== PROVIDED DATA ==
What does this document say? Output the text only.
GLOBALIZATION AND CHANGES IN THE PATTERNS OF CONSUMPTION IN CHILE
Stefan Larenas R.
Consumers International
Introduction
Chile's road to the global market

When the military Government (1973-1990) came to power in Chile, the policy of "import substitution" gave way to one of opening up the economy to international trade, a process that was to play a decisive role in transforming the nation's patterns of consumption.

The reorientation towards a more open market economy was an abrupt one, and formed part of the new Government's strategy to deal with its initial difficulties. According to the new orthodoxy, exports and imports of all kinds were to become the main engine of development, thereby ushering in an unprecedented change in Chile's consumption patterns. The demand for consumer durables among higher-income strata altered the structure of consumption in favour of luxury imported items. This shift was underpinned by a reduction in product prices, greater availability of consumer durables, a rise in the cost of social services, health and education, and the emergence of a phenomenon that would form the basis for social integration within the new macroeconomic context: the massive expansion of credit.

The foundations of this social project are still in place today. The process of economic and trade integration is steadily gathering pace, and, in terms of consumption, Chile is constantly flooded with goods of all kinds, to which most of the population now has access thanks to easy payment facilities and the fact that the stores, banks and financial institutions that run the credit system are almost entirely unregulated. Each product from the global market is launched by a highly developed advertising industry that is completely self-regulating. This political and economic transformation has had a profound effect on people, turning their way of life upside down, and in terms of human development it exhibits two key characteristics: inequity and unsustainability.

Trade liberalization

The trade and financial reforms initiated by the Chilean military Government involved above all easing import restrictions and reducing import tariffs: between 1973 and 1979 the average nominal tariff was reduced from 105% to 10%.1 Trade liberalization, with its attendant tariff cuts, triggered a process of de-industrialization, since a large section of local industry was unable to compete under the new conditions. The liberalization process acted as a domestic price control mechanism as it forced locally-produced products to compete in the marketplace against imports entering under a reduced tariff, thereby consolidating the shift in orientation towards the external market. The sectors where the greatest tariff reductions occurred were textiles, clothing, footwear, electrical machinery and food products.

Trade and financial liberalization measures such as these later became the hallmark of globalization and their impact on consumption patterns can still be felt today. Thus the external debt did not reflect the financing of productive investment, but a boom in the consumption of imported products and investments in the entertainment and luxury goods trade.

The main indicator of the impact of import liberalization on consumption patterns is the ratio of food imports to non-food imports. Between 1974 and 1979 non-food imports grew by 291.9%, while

== THE TASK ==
Your task is to quote the listing above word for word.

== EXERCISE RESULT ==
What does this document say? Output the text only.
GLOBALIZATION AND CHANGES IN THE PATTERNS OF CONSUMPTION IN CHILE
Stefan Larenas R.
Consumers International
Introduction
Chile's road to the global market

When the military Government (1973-1990) came to power in Chile, the policy of "import substitution" gave way to one of opening up the economy to international trade, a process that was to play a decisive role in transforming the nation's patterns of consumption.

The reorientation towards a more open market economy was an abrupt one, and formed part of the new Government's strategy to deal with its initial difficulties. According to the new orthodoxy, exports and imports of all kinds were to become the main engine of development, thereby ushering in an unprecedented change in Chile's consumption patterns. The demand for consumer durables among higher-income strata altered the structure of consumption in favour of luxury imported items. This shift was underpinned by a reduction in product prices, greater availability of consumer durables, a rise in the cost of social services, health and education, and the emergence of a phenomenon that would form the basis for social integration within the new macroeconomic context: the massive expansion of credit.

The foundations of this social project are still in place today. The process of economic and trade integration is steadily gathering pace, and, in terms of consumption, Chile is constantly flooded with goods of all kinds, to which most of the population now has access thanks to easy payment facilities and the fact that the stores, banks and financial institutions that run the credit system are almost entirely unregulated. Each product from the global market is launched by a highly developed advertising industry that is completely self-regulating. This political and economic transformation has had a profound effect on people, turning their way of life upside down, and in terms of human development it exhibits two key characteristics: inequity and unsustainability.

Trade liberalization

The trade and financial reforms initiated by the Chilean military Government involved above all easing import restrictions and reducing import tariffs: between 1973 and 1979 the average nominal tariff was reduced from 105% to 10%.1 Trade liberalization, with its attendant tariff cuts, triggered a process of de-industrialization, since a large section of local industry was unable to compete under the new conditions. The liberalization process acted as a domestic price control mechanism as it forced locally-produced products to compete in the marketplace against imports entering under a reduced tariff, thereby consolidating the shift in orientation towards the external market. The sectors where the greatest tariff reductions occurred were textiles, clothing, footwear, electrical machinery and food products.

Trade and financial liberalization measures such as these later became the hallmark of globalization and their impact on consumption patterns can still be felt today. Thus the external debt did not reflect the financing of productive investment, but a boom in the consumption of imported products and investments in the entertainment and luxury goods trade.

The main indicator of the impact of import liberalization on consumption patterns is the ratio of food imports to non-food imports. Between 1974 and 1979 non-food imports grew by 291.9%, while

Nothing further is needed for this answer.